[Task]:
Give every entry again, word for word.

Stored data entries:
%%

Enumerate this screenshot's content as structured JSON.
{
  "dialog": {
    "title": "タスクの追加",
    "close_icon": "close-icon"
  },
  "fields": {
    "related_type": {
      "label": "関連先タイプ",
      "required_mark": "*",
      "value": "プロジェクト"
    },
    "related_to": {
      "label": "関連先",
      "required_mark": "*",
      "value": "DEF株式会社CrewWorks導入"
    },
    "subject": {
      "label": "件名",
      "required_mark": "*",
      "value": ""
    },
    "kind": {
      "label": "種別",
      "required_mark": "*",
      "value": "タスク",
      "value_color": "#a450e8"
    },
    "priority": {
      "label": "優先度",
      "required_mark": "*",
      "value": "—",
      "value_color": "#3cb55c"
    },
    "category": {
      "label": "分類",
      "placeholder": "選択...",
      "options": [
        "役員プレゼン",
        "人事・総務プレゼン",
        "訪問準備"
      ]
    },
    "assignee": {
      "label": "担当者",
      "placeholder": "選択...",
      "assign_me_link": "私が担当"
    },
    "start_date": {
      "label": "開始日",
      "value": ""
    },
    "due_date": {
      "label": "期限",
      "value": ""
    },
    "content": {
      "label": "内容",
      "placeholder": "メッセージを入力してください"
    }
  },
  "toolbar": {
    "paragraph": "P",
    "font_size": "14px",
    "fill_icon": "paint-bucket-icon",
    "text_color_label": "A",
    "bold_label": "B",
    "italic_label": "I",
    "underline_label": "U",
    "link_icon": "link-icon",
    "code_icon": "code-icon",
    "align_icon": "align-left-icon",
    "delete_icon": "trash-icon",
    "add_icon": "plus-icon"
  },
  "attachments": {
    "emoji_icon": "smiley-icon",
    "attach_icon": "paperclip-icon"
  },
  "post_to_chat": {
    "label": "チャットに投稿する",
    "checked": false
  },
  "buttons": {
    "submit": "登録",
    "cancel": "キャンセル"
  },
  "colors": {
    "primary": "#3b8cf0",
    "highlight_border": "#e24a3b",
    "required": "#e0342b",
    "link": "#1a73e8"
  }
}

%%

[Expected output]:
Enumerate this screenshot's content as structured JSON.
{
  "dialog": {
    "title": "タスクの追加",
    "close_icon": "close-icon"
  },
  "fields": {
    "related_type": {
      "label": "関連先タイプ",
      "required_mark": "*",
      "value": "プロジェクト"
    },
    "related_to": {
      "label": "関連先",
      "required_mark": "*",
      "value": "DEF株式会社CrewWorks導入"
    },
    "subject": {
      "label": "件名",
      "required_mark": "*",
      "value": ""
    },
    "kind": {
      "label": "種別",
      "required_mark": "*",
      "value": "タスク",
      "value_color": "#a450e8"
    },
    "priority": {
      "label": "優先度",
      "required_mark": "*",
      "value": "—",
      "value_color": "#3cb55c"
    },
    "category": {
      "label": "分類",
      "placeholder": "選択...",
      "options": [
        "役員プレゼン",
        "人事・総務プレゼン",
        "訪問準備"
      ]
    },
    "assignee": {
      "label": "担当者",
      "placeholder": "選択...",
      "assign_me_link": "私が担当"
    },
    "start_date": {
      "label": "開始日",
      "value": ""
    },
    "due_date": {
      "label": "期限",
      "value": ""
    },
    "content": {
      "label": "内容",
      "placeholder": "メッセージを入力してください"
    }
  },
  "toolbar": {
    "paragraph": "P",
    "font_size": "14px",
    "fill_icon": "paint-bucket-icon",
    "text_color_label": "A",
    "bold_label": "B",
    "italic_label": "I",
    "underline_label": "U",
    "link_icon": "link-icon",
    "code_icon": "code-icon",
    "align_icon": "align-left-icon",
    "delete_icon": "trash-icon",
    "add_icon": "plus-icon"
  },
  "attachments": {
    "emoji_icon": "smiley-icon",
    "attach_icon": "paperclip-icon"
  },
  "post_to_chat": {
    "label": "チャットに投稿する",
    "checked": false
  },
  "buttons": {
    "submit": "登録",
    "cancel": "キャンセル"
  },
  "colors": {
    "primary": "#3b8cf0",
    "highlight_border": "#e24a3b",
    "required": "#e0342b",
    "link": "#1a73e8"
  }
}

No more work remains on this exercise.